Copy each line containing the word "label" from the records that follow, please.

Record set:
================================

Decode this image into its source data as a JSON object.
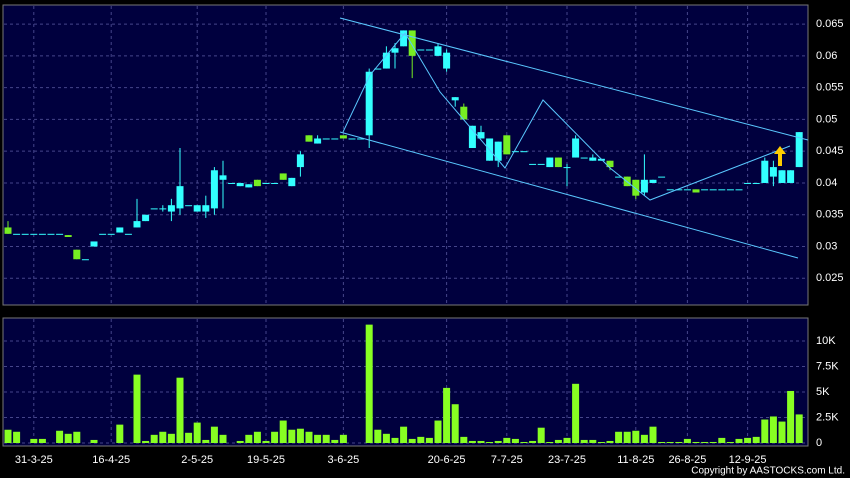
{
  "chart_data": [
    {
      "type": "candlestick",
      "categories": [
        null,
        null,
        null,
        "31-3-25",
        null,
        null,
        null,
        null,
        null,
        null,
        null,
        null,
        "16-4-25",
        null,
        null,
        null,
        null,
        null,
        null,
        null,
        null,
        null,
        "2-5-25",
        null,
        null,
        null,
        null,
        null,
        null,
        null,
        "19-5-25",
        null,
        null,
        null,
        null,
        null,
        null,
        null,
        null,
        "3-6-25",
        null,
        null,
        null,
        null,
        null,
        null,
        null,
        null,
        null,
        null,
        null,
        "20-6-25",
        null,
        null,
        null,
        null,
        null,
        null,
        "7-7-25",
        null,
        null,
        null,
        null,
        null,
        null,
        "23-7-25",
        null,
        null,
        null,
        null,
        null,
        null,
        null,
        "11-8-25",
        null,
        null,
        null,
        null,
        null,
        "26-8-25",
        null,
        null,
        null,
        null,
        null,
        null,
        "12-9-25",
        null,
        null,
        null,
        null,
        null,
        null
      ],
      "open": [
        0.033,
        0.032,
        0.032,
        0.032,
        0.032,
        0.032,
        0.032,
        0.0318,
        0.0295,
        0.028,
        0.03,
        0.032,
        0.032,
        0.0322,
        0.032,
        0.033,
        0.034,
        0.036,
        0.036,
        0.0355,
        0.036,
        0.0365,
        0.0355,
        0.0355,
        0.036,
        0.0405,
        0.04,
        0.0395,
        0.0393,
        0.0405,
        0.04,
        0.04,
        0.0415,
        0.0395,
        0.0425,
        0.0475,
        0.0462,
        0.047,
        0.047,
        0.0475,
        0.047,
        0.047,
        0.0475,
        0.058,
        0.058,
        0.0605,
        0.0615,
        0.064,
        0.061,
        0.061,
        0.06,
        0.058,
        0.053,
        0.052,
        0.0455,
        0.047,
        0.0435,
        0.0435,
        0.0475,
        0.045,
        0.045,
        0.043,
        0.043,
        0.0425,
        0.044,
        0.0425,
        0.044,
        0.044,
        0.0435,
        0.0435,
        0.0435,
        0.041,
        0.041,
        0.0405,
        0.0385,
        0.04,
        0.041,
        0.039,
        0.039,
        0.039,
        0.039,
        0.039,
        0.039,
        0.039,
        0.039,
        0.039,
        0.04,
        0.04,
        0.04,
        0.041,
        0.04,
        0.04,
        0.0425
      ],
      "high": [
        0.034,
        0.032,
        0.032,
        0.032,
        0.032,
        0.032,
        0.032,
        0.0318,
        0.0295,
        0.028,
        0.0308,
        0.032,
        0.032,
        0.033,
        0.032,
        0.0375,
        0.035,
        0.036,
        0.0365,
        0.0375,
        0.0455,
        0.0365,
        0.0365,
        0.038,
        0.0425,
        0.0435,
        0.04,
        0.04,
        0.0398,
        0.0405,
        0.04,
        0.04,
        0.0415,
        0.0408,
        0.045,
        0.0475,
        0.0475,
        0.047,
        0.047,
        0.0475,
        0.047,
        0.047,
        0.058,
        0.058,
        0.0615,
        0.062,
        0.064,
        0.064,
        0.061,
        0.061,
        0.062,
        0.061,
        0.0535,
        0.0525,
        0.049,
        0.049,
        0.047,
        0.0465,
        0.0475,
        0.045,
        0.045,
        0.043,
        0.043,
        0.044,
        0.044,
        0.043,
        0.0475,
        0.044,
        0.0445,
        0.0438,
        0.0435,
        0.041,
        0.041,
        0.0405,
        0.0445,
        0.0405,
        0.041,
        0.039,
        0.039,
        0.039,
        0.039,
        0.039,
        0.039,
        0.039,
        0.039,
        0.039,
        0.04,
        0.04,
        0.044,
        0.0435,
        0.042,
        0.042,
        0.048
      ],
      "low": [
        0.032,
        0.032,
        0.032,
        0.032,
        0.032,
        0.032,
        0.032,
        0.0315,
        0.028,
        0.028,
        0.03,
        0.032,
        0.032,
        0.0322,
        0.032,
        0.033,
        0.034,
        0.036,
        0.0355,
        0.034,
        0.035,
        0.0365,
        0.0355,
        0.0345,
        0.035,
        0.036,
        0.04,
        0.0395,
        0.0393,
        0.0395,
        0.04,
        0.04,
        0.0405,
        0.0395,
        0.041,
        0.0465,
        0.0462,
        0.047,
        0.047,
        0.047,
        0.047,
        0.047,
        0.0455,
        0.058,
        0.058,
        0.058,
        0.0615,
        0.0565,
        0.061,
        0.061,
        0.06,
        0.0575,
        0.052,
        0.05,
        0.0455,
        0.047,
        0.0435,
        0.0425,
        0.0445,
        0.045,
        0.045,
        0.043,
        0.043,
        0.0425,
        0.0425,
        0.0395,
        0.044,
        0.044,
        0.0435,
        0.0435,
        0.042,
        0.041,
        0.0395,
        0.0375,
        0.038,
        0.04,
        0.041,
        0.039,
        0.039,
        0.039,
        0.0385,
        0.039,
        0.039,
        0.039,
        0.039,
        0.039,
        0.04,
        0.04,
        0.04,
        0.0395,
        0.04,
        0.04,
        0.0425
      ],
      "close": [
        0.032,
        0.032,
        0.032,
        0.032,
        0.032,
        0.032,
        0.032,
        0.0315,
        0.028,
        0.028,
        0.0308,
        0.032,
        0.032,
        0.033,
        0.032,
        0.034,
        0.035,
        0.036,
        0.036,
        0.0365,
        0.0395,
        0.0365,
        0.0365,
        0.0365,
        0.042,
        0.0412,
        0.04,
        0.04,
        0.0398,
        0.0395,
        0.04,
        0.04,
        0.0405,
        0.0408,
        0.0445,
        0.0465,
        0.047,
        0.047,
        0.047,
        0.047,
        0.047,
        0.047,
        0.0575,
        0.058,
        0.0605,
        0.0612,
        0.064,
        0.06,
        0.061,
        0.061,
        0.0615,
        0.0605,
        0.0535,
        0.05,
        0.049,
        0.048,
        0.047,
        0.0465,
        0.0445,
        0.045,
        0.045,
        0.043,
        0.043,
        0.044,
        0.0425,
        0.0425,
        0.047,
        0.044,
        0.044,
        0.0438,
        0.0425,
        0.041,
        0.0395,
        0.038,
        0.0405,
        0.0405,
        0.041,
        0.039,
        0.039,
        0.039,
        0.0385,
        0.039,
        0.039,
        0.039,
        0.039,
        0.039,
        0.04,
        0.04,
        0.0435,
        0.0425,
        0.042,
        0.042,
        0.048
      ],
      "up_color": "#33ffff",
      "down_color": "#77ee22",
      "ylim": [
        0.0208,
        0.068
      ],
      "yticks": [
        0.025,
        0.03,
        0.035,
        0.04,
        0.045,
        0.05,
        0.055,
        0.06,
        0.065
      ],
      "grid": true
    },
    {
      "type": "bar",
      "values": [
        1300,
        1100,
        0,
        400,
        400,
        0,
        1200,
        900,
        1100,
        0,
        300,
        0,
        0,
        1800,
        0,
        6700,
        200,
        800,
        1100,
        900,
        6400,
        1000,
        2000,
        300,
        1600,
        800,
        0,
        200,
        800,
        1100,
        200,
        1100,
        2200,
        1300,
        1400,
        1100,
        800,
        800,
        300,
        800,
        0,
        0,
        11600,
        1300,
        900,
        500,
        1600,
        400,
        600,
        500,
        2200,
        5400,
        3800,
        600,
        200,
        200,
        100,
        200,
        500,
        400,
        100,
        200,
        1500,
        100,
        300,
        500,
        5800,
        300,
        300,
        100,
        200,
        1100,
        1100,
        1200,
        800,
        1600,
        100,
        100,
        100,
        400,
        100,
        100,
        100,
        500,
        100,
        400,
        500,
        600,
        2300,
        2600,
        2100,
        5100,
        2800
      ],
      "color": "#88ff22",
      "ylim": [
        0,
        12250
      ],
      "yticks": [
        0,
        {
          "value": 2500,
          "label": "2.5K"
        },
        {
          "value": 5000,
          "label": "5K"
        },
        {
          "value": 7500,
          "label": "7.5K"
        },
        {
          "value": 10000,
          "label": "10K"
        }
      ],
      "grid": true
    }
  ],
  "copyright": "Copyright by AASTOCKS.com Ltd."
}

================================

Answer to this problem:
          "label": "2.5K"
          "label": "5K"
          "label": "7.5K"
          "label": "10K"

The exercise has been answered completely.